======== MATERIAL SUPPLIED
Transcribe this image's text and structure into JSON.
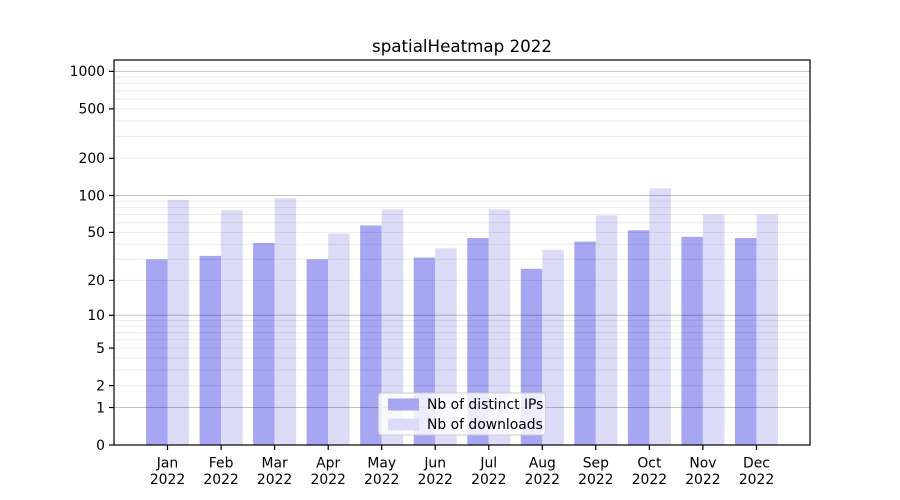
{
  "figure": {
    "title": "spatialHeatmap 2022"
  },
  "chart_data": {
    "type": "bar",
    "title": "spatialHeatmap 2022",
    "categories": [
      "Jan",
      "Feb",
      "Mar",
      "Apr",
      "May",
      "Jun",
      "Jul",
      "Aug",
      "Sep",
      "Oct",
      "Nov",
      "Dec"
    ],
    "category_year": "2022",
    "series": [
      {
        "name": "Nb of distinct IPs",
        "color": "#a6a6f2",
        "values": [
          30,
          32,
          41,
          30,
          57,
          31,
          45,
          25,
          42,
          52,
          46,
          45
        ]
      },
      {
        "name": "Nb of downloads",
        "color": "#dcdcf9",
        "values": [
          92,
          76,
          95,
          49,
          77,
          37,
          77,
          36,
          69,
          114,
          70,
          70
        ]
      }
    ],
    "yscale": "log10(1+x)",
    "yticks": [
      0,
      1,
      2,
      5,
      10,
      20,
      50,
      100,
      200,
      500,
      1000
    ],
    "ylim": [
      0,
      1236
    ],
    "xlabel": "",
    "ylabel": "",
    "grid": "horizontal",
    "legend": {
      "position": "inside-bottom-center",
      "labels": [
        "Nb of distinct IPs",
        "Nb of downloads"
      ]
    },
    "colors": {
      "spine": "#000000",
      "tick_label": "#000000",
      "grid_major": "rgba(0,0,0,0.24)",
      "grid_minor": "rgba(0,0,0,0.08)",
      "legend_bg": "rgba(255,255,255,0.8)",
      "legend_border": "#cccccc",
      "background": "#ffffff"
    }
  }
}
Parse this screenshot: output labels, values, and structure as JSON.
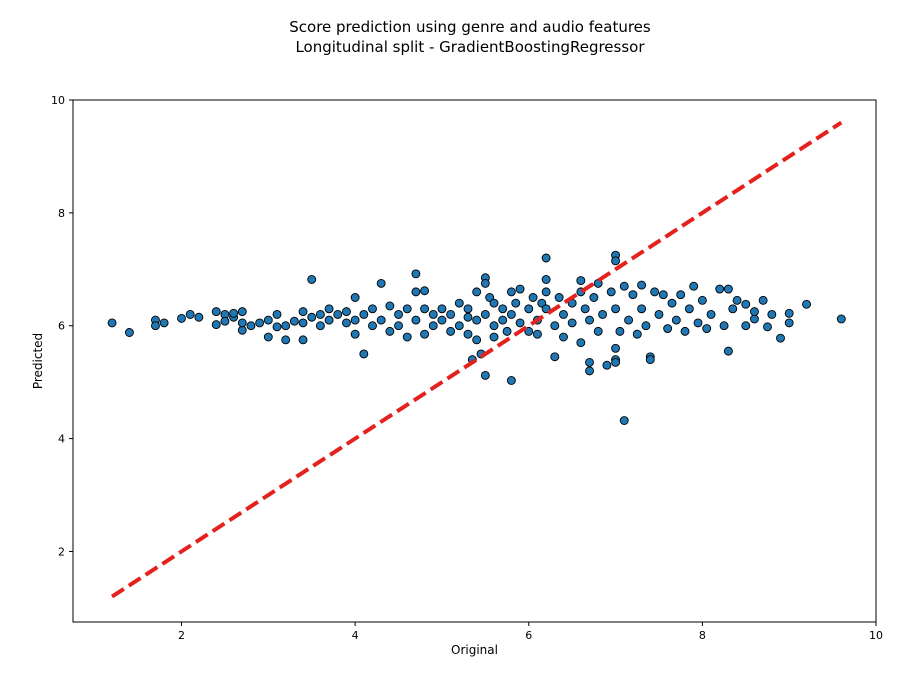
{
  "chart_data": {
    "type": "scatter",
    "title": "Score prediction using genre and audio features",
    "subtitle": "Longitudinal split - GradientBoostingRegressor",
    "xlabel": "Original",
    "ylabel": "Predicted",
    "xlim": [
      0.75,
      10.0
    ],
    "ylim": [
      0.75,
      10.0
    ],
    "xticks": [
      2,
      4,
      6,
      8,
      10
    ],
    "yticks": [
      2,
      4,
      6,
      8,
      10
    ],
    "grid": false,
    "colors": {
      "points_fill": "#1f77b4",
      "points_edge": "#000000",
      "reference_line": "#e5211d"
    },
    "reference_line": {
      "style": "dashed",
      "x": [
        1.2,
        9.6
      ],
      "y": [
        1.2,
        9.6
      ]
    },
    "series": [
      {
        "type": "scatter",
        "points": [
          [
            1.2,
            6.05
          ],
          [
            1.4,
            5.88
          ],
          [
            1.7,
            6.1
          ],
          [
            1.7,
            6.0
          ],
          [
            1.8,
            6.05
          ],
          [
            2.0,
            6.13
          ],
          [
            2.1,
            6.2
          ],
          [
            2.2,
            6.15
          ],
          [
            2.4,
            6.25
          ],
          [
            2.4,
            6.02
          ],
          [
            2.5,
            6.2
          ],
          [
            2.5,
            6.08
          ],
          [
            2.6,
            6.15
          ],
          [
            2.6,
            6.22
          ],
          [
            2.7,
            6.25
          ],
          [
            2.7,
            5.92
          ],
          [
            2.7,
            6.05
          ],
          [
            2.8,
            6.0
          ],
          [
            2.9,
            6.05
          ],
          [
            3.0,
            6.1
          ],
          [
            3.0,
            5.8
          ],
          [
            3.1,
            5.98
          ],
          [
            3.1,
            6.2
          ],
          [
            3.2,
            5.75
          ],
          [
            3.2,
            6.0
          ],
          [
            3.3,
            6.08
          ],
          [
            3.4,
            6.05
          ],
          [
            3.4,
            5.75
          ],
          [
            3.4,
            6.25
          ],
          [
            3.5,
            6.82
          ],
          [
            3.5,
            6.15
          ],
          [
            3.6,
            6.0
          ],
          [
            3.6,
            6.2
          ],
          [
            3.7,
            6.3
          ],
          [
            3.7,
            6.1
          ],
          [
            3.8,
            6.2
          ],
          [
            3.9,
            6.05
          ],
          [
            3.9,
            6.25
          ],
          [
            4.0,
            6.5
          ],
          [
            4.0,
            5.85
          ],
          [
            4.0,
            6.1
          ],
          [
            4.1,
            5.5
          ],
          [
            4.1,
            6.2
          ],
          [
            4.2,
            6.0
          ],
          [
            4.2,
            6.3
          ],
          [
            4.3,
            6.75
          ],
          [
            4.3,
            6.1
          ],
          [
            4.4,
            5.9
          ],
          [
            4.4,
            6.35
          ],
          [
            4.5,
            6.2
          ],
          [
            4.5,
            6.0
          ],
          [
            4.6,
            6.3
          ],
          [
            4.6,
            5.8
          ],
          [
            4.7,
            6.92
          ],
          [
            4.7,
            6.6
          ],
          [
            4.7,
            6.1
          ],
          [
            4.8,
            6.62
          ],
          [
            4.8,
            5.85
          ],
          [
            4.8,
            6.3
          ],
          [
            4.9,
            6.2
          ],
          [
            4.9,
            6.0
          ],
          [
            5.0,
            6.1
          ],
          [
            5.0,
            6.3
          ],
          [
            5.1,
            5.9
          ],
          [
            5.1,
            6.2
          ],
          [
            5.2,
            6.0
          ],
          [
            5.2,
            6.4
          ],
          [
            5.3,
            6.15
          ],
          [
            5.3,
            5.85
          ],
          [
            5.3,
            6.3
          ],
          [
            5.35,
            5.4
          ],
          [
            5.4,
            6.1
          ],
          [
            5.4,
            6.6
          ],
          [
            5.4,
            5.75
          ],
          [
            5.45,
            5.5
          ],
          [
            5.5,
            6.85
          ],
          [
            5.5,
            6.75
          ],
          [
            5.5,
            5.12
          ],
          [
            5.5,
            6.2
          ],
          [
            5.55,
            6.5
          ],
          [
            5.6,
            6.0
          ],
          [
            5.6,
            5.8
          ],
          [
            5.6,
            6.4
          ],
          [
            5.7,
            6.3
          ],
          [
            5.7,
            6.1
          ],
          [
            5.75,
            5.9
          ],
          [
            5.8,
            6.6
          ],
          [
            5.8,
            5.03
          ],
          [
            5.8,
            6.2
          ],
          [
            5.85,
            6.4
          ],
          [
            5.9,
            6.05
          ],
          [
            5.9,
            6.65
          ],
          [
            6.0,
            6.3
          ],
          [
            6.0,
            5.9
          ],
          [
            6.05,
            6.5
          ],
          [
            6.1,
            6.1
          ],
          [
            6.1,
            5.85
          ],
          [
            6.15,
            6.4
          ],
          [
            6.2,
            7.2
          ],
          [
            6.2,
            6.82
          ],
          [
            6.2,
            6.6
          ],
          [
            6.2,
            6.3
          ],
          [
            6.3,
            5.45
          ],
          [
            6.3,
            6.0
          ],
          [
            6.35,
            6.5
          ],
          [
            6.4,
            6.2
          ],
          [
            6.4,
            5.8
          ],
          [
            6.5,
            6.4
          ],
          [
            6.5,
            6.05
          ],
          [
            6.6,
            5.7
          ],
          [
            6.6,
            6.6
          ],
          [
            6.6,
            6.8
          ],
          [
            6.65,
            6.3
          ],
          [
            6.7,
            5.35
          ],
          [
            6.7,
            5.2
          ],
          [
            6.7,
            6.1
          ],
          [
            6.75,
            6.5
          ],
          [
            6.8,
            6.75
          ],
          [
            6.8,
            5.9
          ],
          [
            6.85,
            6.2
          ],
          [
            6.9,
            5.3
          ],
          [
            6.95,
            6.6
          ],
          [
            7.0,
            7.25
          ],
          [
            7.0,
            7.15
          ],
          [
            7.0,
            5.6
          ],
          [
            7.0,
            5.4
          ],
          [
            7.0,
            5.35
          ],
          [
            7.0,
            6.3
          ],
          [
            7.05,
            5.9
          ],
          [
            7.1,
            4.32
          ],
          [
            7.1,
            6.7
          ],
          [
            7.15,
            6.1
          ],
          [
            7.2,
            6.55
          ],
          [
            7.25,
            5.85
          ],
          [
            7.3,
            6.72
          ],
          [
            7.3,
            6.3
          ],
          [
            7.35,
            6.0
          ],
          [
            7.4,
            5.45
          ],
          [
            7.4,
            5.4
          ],
          [
            7.45,
            6.6
          ],
          [
            7.5,
            6.2
          ],
          [
            7.55,
            6.55
          ],
          [
            7.6,
            5.95
          ],
          [
            7.65,
            6.4
          ],
          [
            7.7,
            6.1
          ],
          [
            7.75,
            6.55
          ],
          [
            7.8,
            5.9
          ],
          [
            7.85,
            6.3
          ],
          [
            7.9,
            6.7
          ],
          [
            7.95,
            6.05
          ],
          [
            8.0,
            6.45
          ],
          [
            8.05,
            5.95
          ],
          [
            8.1,
            6.2
          ],
          [
            8.2,
            6.65
          ],
          [
            8.25,
            6.0
          ],
          [
            8.3,
            6.65
          ],
          [
            8.3,
            5.55
          ],
          [
            8.35,
            6.3
          ],
          [
            8.4,
            6.45
          ],
          [
            8.5,
            6.0
          ],
          [
            8.5,
            6.38
          ],
          [
            8.6,
            6.12
          ],
          [
            8.6,
            6.25
          ],
          [
            8.7,
            6.45
          ],
          [
            8.75,
            5.98
          ],
          [
            8.8,
            6.2
          ],
          [
            8.9,
            5.78
          ],
          [
            9.0,
            6.22
          ],
          [
            9.0,
            6.05
          ],
          [
            9.2,
            6.38
          ],
          [
            9.6,
            6.12
          ]
        ]
      }
    ]
  }
}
================
Find the string "structure" in the listing and return every line that holds it.

Transcribe this image's text and structure into JSON.
Parse this screenshot: output labels, values, and structure as JSON.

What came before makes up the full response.